What the task requires → Go through the material below and copy each line where the word "plant" appears.

Dataset records →
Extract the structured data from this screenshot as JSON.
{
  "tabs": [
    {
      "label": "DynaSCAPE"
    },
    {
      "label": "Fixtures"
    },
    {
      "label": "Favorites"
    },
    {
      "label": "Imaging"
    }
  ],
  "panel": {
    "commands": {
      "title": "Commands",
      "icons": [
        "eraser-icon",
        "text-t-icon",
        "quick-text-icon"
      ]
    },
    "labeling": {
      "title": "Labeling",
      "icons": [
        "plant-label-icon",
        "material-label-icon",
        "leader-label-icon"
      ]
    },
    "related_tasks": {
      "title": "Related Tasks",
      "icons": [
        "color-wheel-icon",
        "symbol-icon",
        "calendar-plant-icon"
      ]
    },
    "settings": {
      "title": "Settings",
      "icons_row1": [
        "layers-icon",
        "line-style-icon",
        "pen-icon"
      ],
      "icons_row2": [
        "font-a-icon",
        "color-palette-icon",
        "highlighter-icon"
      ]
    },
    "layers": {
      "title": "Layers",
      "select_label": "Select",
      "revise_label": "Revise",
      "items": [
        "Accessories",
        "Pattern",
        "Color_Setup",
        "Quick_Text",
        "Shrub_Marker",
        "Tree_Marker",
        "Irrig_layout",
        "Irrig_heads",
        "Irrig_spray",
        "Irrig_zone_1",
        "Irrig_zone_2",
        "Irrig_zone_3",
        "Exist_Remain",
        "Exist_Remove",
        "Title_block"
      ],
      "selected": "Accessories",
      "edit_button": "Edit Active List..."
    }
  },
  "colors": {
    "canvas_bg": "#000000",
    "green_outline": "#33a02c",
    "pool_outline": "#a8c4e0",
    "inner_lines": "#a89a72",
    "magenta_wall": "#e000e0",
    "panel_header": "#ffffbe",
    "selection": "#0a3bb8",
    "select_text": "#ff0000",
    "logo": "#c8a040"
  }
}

Full output →
        "plant-label-icon",
        "calendar-plant-icon"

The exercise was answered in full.